▶ Directive:
Read through the entries below and return each line with the word "Стойкость".

▶ Records to process:
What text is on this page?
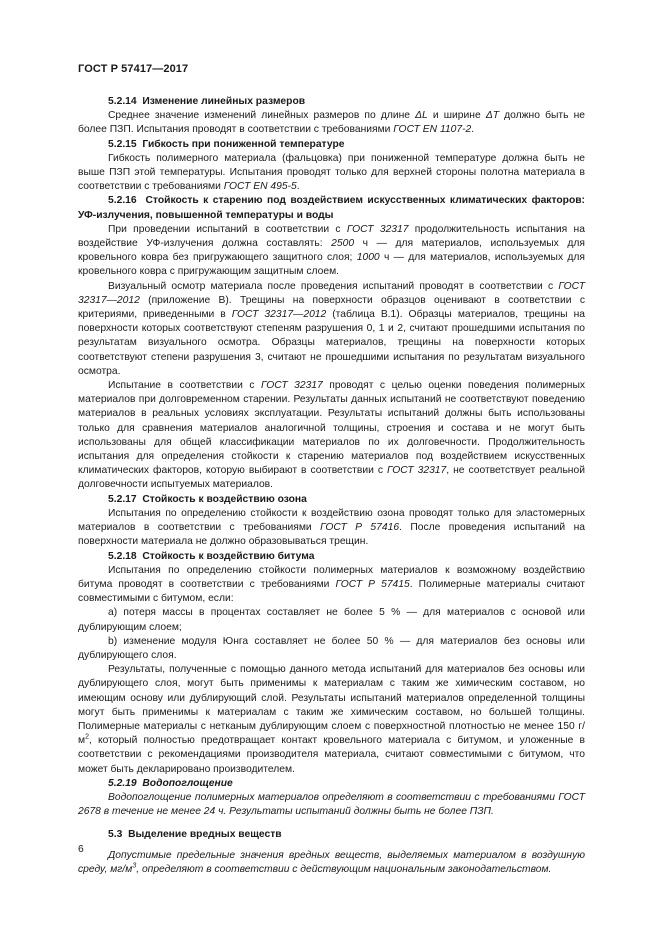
ГОСТ Р 57417—2017

5.2.14 Изменение линейных размеров

Среднее значение изменений линейных размеров по длине ΔL и ширине ΔT должно быть не более ПЗП. Испытания проводят в соответствии с требованиями ГОСТ EN 1107-2.

5.2.15 Гибкость при пониженной температуре

Гибкость полимерного материала (фальцовка) при пониженной температуре должна быть не выше ПЗП этой температуры. Испытания проводят только для верхней стороны полотна материала в соответствии с требованиями ГОСТ EN 495-5.

5.2.16 Стойкость к старению под воздействием искусственных климатических факторов: УФ-излучения, повышенной температуры и воды

При проведении испытаний в соответствии с ГОСТ 32317 продолжительность испытания на воздействие УФ-излучения должна составлять: 2500 ч — для материалов, используемых для кровельного ковра без пригружающего защитного слоя; 1000 ч — для материалов, используемых для кровельного ковра с пригружающим защитным слоем.

Визуальный осмотр материала после проведения испытаний проводят в соответствии с ГОСТ 32317—2012 (приложение В). Трещины на поверхности образцов оценивают в соответствии с критериями, приведенными в ГОСТ 32317—2012 (таблица В.1). Образцы материалов, трещины на поверхности которых соответствуют степеням разрушения 0, 1 и 2, считают прошедшими испытания по результатам визуального осмотра. Образцы материалов, трещины на поверхности которых соответствуют степени разрушения 3, считают не прошедшими испытания по результатам визуального осмотра.

Испытание в соответствии с ГОСТ 32317 проводят с целью оценки поведения полимерных материалов при долговременном старении. Результаты данных испытаний не соответствуют поведению материалов в реальных условиях эксплуатации. Результаты испытаний должны быть использованы только для сравнения материалов аналогичной толщины, строения и состава и не могут быть использованы для общей классификации материалов по их долговечности. Продолжительность испытания для определения стойкости к старению материалов под воздействием искусственных климатических факторов, которую выбирают в соответствии с ГОСТ 32317, не соответствует реальной долговечности испытуемых материалов.

5.2.17 Стойкость к воздействию озона

Испытания по определению стойкости к воздействию озона проводят только для эластомерных материалов в соответствии с требованиями ГОСТ Р 57416. После проведения испытаний на поверхности материала не должно образовываться трещин.

5.2.18 Стойкость к воздействию битума

Испытания по определению стойкости полимерных материалов к возможному воздействию битума проводят в соответствии с требованиями ГОСТ Р 57415. Полимерные материалы считают совместимыми с битумом, если:

a) потеря массы в процентах составляет не более 5 % — для материалов с основой или дублирующим слоем;

b) изменение модуля Юнга составляет не более 50 % — для материалов без основы или дублирующего слоя.

Результаты, полученные с помощью данного метода испытаний для материалов без основы или дублирующего слоя, могут быть применимы к материалам с таким же химическим составом, но имеющим основу или дублирующий слой. Результаты испытаний материалов определенной толщины могут быть применимы к материалам с таким же химическим составом, но большей толщины. Полимерные материалы с нетканым дублирующим слоем с поверхностной плотностью не менее 150 $г/м^2$, который полностью предотвращает контакт кровельного материала с битумом, и уложенные в соответствии с рекомендациями производителя материала, считают совместимыми с битумом, что может быть декларировано производителем.

5.2.19 Водопоглощение

Водопоглощение полимерных материалов определяют в соответствии с требованиями ГОСТ 2678 в течение не менее 24 ч. Результаты испытаний должны быть не более ПЗП.

5.3 Выделение вредных веществ

Допустимые предельные значения вредных веществ, выделяемых материалом в воздушную среду, $мг/м^3$, определяют в соответствии с действующим национальным законодательством.

6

▶ Full output:
5.2.16 Стойкость к старению под воздействием искусственных климатических факторов: УФ-излучения, повышенной температуры и воды
5.2.17 Стойкость к воздействию озона
5.2.18 Стойкость к воздействию битума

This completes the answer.